#### Required task:
Type out every line below exactly as it reads.

------ Extracted information

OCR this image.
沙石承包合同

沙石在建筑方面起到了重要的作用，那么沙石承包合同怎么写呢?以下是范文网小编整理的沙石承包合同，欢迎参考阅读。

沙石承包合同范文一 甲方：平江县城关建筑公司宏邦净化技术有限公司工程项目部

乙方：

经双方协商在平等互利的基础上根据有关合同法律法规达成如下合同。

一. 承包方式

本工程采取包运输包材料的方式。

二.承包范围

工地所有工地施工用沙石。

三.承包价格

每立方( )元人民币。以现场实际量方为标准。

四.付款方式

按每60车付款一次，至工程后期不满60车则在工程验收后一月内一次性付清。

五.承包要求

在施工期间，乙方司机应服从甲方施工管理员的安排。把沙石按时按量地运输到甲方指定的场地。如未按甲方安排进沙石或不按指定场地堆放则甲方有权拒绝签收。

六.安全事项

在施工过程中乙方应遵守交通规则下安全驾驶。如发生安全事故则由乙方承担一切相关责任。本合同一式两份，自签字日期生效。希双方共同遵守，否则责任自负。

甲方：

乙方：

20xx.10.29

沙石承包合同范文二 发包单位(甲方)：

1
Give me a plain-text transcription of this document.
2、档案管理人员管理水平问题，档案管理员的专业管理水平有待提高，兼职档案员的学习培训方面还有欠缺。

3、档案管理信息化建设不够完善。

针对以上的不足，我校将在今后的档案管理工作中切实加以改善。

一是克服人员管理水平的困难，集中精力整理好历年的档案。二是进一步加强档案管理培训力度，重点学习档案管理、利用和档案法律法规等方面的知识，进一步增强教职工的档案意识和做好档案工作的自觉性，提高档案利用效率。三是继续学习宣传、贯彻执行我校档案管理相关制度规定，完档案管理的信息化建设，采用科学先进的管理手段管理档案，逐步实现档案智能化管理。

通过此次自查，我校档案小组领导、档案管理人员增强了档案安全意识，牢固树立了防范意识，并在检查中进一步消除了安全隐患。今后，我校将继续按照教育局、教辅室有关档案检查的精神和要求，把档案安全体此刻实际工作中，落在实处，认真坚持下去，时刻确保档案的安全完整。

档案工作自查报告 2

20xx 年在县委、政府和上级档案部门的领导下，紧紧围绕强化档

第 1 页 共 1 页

------------

#### Result of this task:
OCR this image.
沙石承包合同

沙石在建筑方面起到了重要的作用，那么沙石承包合同怎么写呢?以下是范文网小编整理的沙石承包合同，欢迎参考阅读。

沙石承包合同范文一 甲方：平江县城关建筑公司宏邦净化技术有限公司工程项目部

乙方：

经双方协商在平等互利的基础上根据有关合同法律法规达成如下合同。

一. 承包方式

本工程采取包运输包材料的方式。

二.承包范围

工地所有工地施工用沙石。

三.承包价格

每立方( )元人民币。以现场实际量方为标准。

四.付款方式

按每60车付款一次，至工程后期不满60车则在工程验收后一月内一次性付清。

五.承包要求

在施工期间，乙方司机应服从甲方施工管理员的安排。把沙石按时按量地运输到甲方指定的场地。如未按甲方安排进沙石或不按指定场地堆放则甲方有权拒绝签收。

六.安全事项

在施工过程中乙方应遵守交通规则下安全驾驶。如发生安全事故则由乙方承担一切相关责任。本合同一式两份，自签字日期生效。希双方共同遵守，否则责任自负。

甲方：

乙方：

20xx.10.29

沙石承包合同范文二 发包单位(甲方)：

1
Give me a plain-text transcription of this document.
2、档案管理人员管理水平问题，档案管理员的专业管理水平有待提高，兼职档案员的学习培训方面还有欠缺。

3、档案管理信息化建设不够完善。

针对以上的不足，我校将在今后的档案管理工作中切实加以改善。

一是克服人员管理水平的困难，集中精力整理好历年的档案。二是进一步加强档案管理培训力度，重点学习档案管理、利用和档案法律法规等方面的知识，进一步增强教职工的档案意识和做好档案工作的自觉性，提高档案利用效率。三是继续学习宣传、贯彻执行我校档案管理相关制度规定，完档案管理的信息化建设，采用科学先进的管理手段管理档案，逐步实现档案智能化管理。

通过此次自查，我校档案小组领导、档案管理人员增强了档案安全意识，牢固树立了防范意识，并在检查中进一步消除了安全隐患。今后，我校将继续按照教育局、教辅室有关档案检查的精神和要求，把档案安全体此刻实际工作中，落在实处，认真坚持下去，时刻确保档案的安全完整。

档案工作自查报告 2

20xx 年在县委、政府和上级档案部门的领导下，紧紧围绕强化档

第 1 页 共 1 页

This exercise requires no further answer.